◆ **DATA SUPPLIED**:
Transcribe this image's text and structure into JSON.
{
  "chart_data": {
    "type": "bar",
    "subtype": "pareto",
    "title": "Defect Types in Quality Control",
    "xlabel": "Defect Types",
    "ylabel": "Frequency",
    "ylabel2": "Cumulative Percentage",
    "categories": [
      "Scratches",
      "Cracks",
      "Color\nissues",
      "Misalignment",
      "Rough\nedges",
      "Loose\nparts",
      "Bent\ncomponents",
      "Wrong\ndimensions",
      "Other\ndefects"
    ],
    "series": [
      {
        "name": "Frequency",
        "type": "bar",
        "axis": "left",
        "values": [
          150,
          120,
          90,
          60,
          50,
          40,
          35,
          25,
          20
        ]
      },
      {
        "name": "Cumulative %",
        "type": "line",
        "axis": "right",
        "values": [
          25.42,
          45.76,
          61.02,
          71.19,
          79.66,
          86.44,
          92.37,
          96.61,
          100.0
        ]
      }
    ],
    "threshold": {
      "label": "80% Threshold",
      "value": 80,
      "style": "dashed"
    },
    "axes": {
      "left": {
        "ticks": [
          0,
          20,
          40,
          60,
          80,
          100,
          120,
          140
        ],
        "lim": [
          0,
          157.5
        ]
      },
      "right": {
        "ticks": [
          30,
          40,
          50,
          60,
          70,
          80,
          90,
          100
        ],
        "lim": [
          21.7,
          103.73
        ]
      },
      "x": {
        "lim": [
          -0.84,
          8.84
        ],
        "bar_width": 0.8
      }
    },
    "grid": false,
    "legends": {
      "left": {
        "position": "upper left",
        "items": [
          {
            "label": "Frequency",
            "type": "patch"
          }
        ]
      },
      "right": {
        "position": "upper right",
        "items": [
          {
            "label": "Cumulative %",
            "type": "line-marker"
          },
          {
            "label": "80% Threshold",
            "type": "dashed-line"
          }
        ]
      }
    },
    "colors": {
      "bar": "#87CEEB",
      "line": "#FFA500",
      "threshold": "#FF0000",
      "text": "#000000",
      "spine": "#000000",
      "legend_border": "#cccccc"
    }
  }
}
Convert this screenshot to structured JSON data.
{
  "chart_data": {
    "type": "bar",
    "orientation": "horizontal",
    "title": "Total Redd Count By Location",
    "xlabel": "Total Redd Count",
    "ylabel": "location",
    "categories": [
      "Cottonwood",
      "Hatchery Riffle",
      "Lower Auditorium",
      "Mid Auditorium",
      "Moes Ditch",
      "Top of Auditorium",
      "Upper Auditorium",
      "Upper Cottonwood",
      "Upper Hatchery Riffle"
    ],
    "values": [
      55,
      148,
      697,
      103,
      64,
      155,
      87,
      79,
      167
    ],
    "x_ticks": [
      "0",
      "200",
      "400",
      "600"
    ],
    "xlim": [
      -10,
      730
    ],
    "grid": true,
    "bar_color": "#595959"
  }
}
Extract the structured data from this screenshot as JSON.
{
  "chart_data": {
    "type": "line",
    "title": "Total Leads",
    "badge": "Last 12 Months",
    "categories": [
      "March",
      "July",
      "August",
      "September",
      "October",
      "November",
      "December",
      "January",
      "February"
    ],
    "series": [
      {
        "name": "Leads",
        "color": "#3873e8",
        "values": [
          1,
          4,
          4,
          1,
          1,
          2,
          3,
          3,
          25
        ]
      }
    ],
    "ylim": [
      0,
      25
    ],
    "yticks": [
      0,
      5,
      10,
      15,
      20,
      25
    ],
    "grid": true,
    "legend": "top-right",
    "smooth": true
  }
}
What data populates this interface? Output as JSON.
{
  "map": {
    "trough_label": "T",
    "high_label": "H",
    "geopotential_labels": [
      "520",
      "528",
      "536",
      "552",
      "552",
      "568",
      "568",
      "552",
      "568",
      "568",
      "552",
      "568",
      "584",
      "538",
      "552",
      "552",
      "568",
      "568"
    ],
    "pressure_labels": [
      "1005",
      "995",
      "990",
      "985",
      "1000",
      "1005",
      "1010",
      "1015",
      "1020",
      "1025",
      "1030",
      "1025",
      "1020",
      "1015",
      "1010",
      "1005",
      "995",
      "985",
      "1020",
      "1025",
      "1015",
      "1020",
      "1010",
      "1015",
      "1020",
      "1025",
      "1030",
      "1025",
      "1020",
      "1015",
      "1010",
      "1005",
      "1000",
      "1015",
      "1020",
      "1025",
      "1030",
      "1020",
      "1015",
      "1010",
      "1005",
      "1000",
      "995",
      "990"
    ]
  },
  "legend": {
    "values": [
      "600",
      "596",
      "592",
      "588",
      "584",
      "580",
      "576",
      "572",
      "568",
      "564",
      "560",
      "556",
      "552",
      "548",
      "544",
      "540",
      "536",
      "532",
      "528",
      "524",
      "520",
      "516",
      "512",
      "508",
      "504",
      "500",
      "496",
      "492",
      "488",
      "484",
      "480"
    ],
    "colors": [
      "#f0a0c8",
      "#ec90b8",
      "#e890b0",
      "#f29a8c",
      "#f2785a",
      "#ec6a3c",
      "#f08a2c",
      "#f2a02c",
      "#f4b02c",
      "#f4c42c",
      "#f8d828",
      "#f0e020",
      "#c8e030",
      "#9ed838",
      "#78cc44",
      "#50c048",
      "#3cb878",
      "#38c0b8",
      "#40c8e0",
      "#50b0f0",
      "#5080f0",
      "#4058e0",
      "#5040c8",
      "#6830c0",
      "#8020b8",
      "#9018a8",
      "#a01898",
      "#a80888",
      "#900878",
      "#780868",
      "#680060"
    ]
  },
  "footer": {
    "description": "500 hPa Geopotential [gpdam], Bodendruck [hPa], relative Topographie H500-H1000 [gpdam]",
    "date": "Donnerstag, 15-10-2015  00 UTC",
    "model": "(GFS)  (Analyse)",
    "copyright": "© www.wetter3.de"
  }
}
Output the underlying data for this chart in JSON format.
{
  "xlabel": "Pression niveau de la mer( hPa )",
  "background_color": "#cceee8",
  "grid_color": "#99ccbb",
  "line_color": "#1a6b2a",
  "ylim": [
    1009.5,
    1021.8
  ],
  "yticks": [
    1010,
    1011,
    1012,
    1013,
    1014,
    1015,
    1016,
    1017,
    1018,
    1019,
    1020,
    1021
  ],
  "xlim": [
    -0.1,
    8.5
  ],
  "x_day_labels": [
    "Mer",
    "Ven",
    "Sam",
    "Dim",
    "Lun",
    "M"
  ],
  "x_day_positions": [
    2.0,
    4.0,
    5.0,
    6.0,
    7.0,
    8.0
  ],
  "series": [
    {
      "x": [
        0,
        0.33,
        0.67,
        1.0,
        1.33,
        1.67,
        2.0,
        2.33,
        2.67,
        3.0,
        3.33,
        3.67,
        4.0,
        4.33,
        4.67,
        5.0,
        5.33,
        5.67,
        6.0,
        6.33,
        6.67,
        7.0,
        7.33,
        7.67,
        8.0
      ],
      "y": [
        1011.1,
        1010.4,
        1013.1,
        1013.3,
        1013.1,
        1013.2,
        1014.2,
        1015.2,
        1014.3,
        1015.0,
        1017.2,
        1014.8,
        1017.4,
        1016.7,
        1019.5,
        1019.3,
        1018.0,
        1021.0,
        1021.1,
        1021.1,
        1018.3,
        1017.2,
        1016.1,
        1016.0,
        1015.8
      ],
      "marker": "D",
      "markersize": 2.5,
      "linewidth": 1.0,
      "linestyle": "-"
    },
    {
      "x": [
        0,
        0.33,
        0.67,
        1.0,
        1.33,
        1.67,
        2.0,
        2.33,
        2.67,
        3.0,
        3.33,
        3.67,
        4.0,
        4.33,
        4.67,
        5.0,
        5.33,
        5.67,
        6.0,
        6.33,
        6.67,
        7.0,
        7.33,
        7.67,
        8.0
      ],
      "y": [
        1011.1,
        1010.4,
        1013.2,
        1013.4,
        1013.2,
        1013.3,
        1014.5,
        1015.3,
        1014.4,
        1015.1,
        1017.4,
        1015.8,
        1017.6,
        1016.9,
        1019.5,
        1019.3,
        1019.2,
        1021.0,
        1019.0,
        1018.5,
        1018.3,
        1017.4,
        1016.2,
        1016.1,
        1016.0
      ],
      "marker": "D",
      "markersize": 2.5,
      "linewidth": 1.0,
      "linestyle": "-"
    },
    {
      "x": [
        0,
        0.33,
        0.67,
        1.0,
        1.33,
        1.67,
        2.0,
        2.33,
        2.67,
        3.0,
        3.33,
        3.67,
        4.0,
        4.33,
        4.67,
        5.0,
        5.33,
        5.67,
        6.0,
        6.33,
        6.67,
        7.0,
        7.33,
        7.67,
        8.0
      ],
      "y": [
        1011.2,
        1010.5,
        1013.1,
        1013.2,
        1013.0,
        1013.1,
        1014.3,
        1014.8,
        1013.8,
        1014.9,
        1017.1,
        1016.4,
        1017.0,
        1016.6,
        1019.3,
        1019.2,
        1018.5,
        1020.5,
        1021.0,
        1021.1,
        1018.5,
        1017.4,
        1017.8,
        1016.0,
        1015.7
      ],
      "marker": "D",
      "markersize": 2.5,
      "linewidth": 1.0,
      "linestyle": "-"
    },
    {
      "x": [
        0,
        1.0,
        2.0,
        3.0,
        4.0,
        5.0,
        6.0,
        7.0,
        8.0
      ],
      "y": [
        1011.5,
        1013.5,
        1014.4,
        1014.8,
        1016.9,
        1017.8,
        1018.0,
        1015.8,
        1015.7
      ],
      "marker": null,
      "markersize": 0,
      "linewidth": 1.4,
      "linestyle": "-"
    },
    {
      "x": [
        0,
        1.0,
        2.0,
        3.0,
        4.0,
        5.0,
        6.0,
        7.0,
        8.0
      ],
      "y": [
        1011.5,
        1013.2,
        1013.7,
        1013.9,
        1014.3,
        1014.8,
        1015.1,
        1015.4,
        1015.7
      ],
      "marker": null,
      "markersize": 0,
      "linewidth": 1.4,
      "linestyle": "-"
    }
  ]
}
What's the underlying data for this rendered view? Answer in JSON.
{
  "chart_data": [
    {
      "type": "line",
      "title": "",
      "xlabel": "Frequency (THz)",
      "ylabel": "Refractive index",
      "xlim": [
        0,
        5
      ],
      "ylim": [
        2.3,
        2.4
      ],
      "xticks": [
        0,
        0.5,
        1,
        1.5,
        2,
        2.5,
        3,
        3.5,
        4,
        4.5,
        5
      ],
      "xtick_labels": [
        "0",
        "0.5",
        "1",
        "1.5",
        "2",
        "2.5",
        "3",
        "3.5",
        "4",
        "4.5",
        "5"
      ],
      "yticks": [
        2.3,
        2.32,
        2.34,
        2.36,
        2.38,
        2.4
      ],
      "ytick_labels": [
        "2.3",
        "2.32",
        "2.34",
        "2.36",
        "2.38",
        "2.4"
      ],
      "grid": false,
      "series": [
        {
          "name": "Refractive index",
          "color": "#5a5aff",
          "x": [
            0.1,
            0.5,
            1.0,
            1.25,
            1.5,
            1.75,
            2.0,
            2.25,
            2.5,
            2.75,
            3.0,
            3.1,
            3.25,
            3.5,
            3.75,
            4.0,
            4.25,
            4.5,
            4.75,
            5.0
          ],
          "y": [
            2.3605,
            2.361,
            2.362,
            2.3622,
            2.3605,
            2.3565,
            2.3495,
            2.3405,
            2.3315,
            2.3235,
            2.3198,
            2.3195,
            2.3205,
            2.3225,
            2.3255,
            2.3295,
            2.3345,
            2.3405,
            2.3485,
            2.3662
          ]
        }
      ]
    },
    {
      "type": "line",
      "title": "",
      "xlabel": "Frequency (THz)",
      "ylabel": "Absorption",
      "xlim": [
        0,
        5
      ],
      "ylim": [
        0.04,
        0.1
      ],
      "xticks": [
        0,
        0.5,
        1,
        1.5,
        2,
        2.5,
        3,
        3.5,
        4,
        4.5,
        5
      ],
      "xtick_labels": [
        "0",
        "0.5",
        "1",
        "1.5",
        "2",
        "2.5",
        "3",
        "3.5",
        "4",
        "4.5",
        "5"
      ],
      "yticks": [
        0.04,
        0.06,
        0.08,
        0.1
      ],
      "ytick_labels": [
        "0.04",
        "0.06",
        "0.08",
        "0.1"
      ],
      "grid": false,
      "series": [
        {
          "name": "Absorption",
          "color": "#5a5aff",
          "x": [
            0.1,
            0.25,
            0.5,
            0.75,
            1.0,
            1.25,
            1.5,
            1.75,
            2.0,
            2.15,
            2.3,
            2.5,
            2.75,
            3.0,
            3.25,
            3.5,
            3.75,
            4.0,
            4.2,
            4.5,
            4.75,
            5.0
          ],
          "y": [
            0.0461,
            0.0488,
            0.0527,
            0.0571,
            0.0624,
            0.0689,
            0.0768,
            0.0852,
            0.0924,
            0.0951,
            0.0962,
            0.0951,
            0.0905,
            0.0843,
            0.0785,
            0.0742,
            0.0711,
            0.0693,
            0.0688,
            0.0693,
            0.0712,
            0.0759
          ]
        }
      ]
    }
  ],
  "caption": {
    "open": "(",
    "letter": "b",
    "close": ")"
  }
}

◆ **CHALLENGE**: Give the count of lines holding the word "Redd" and nothing more.

◆ **TASK ANSWER**: 2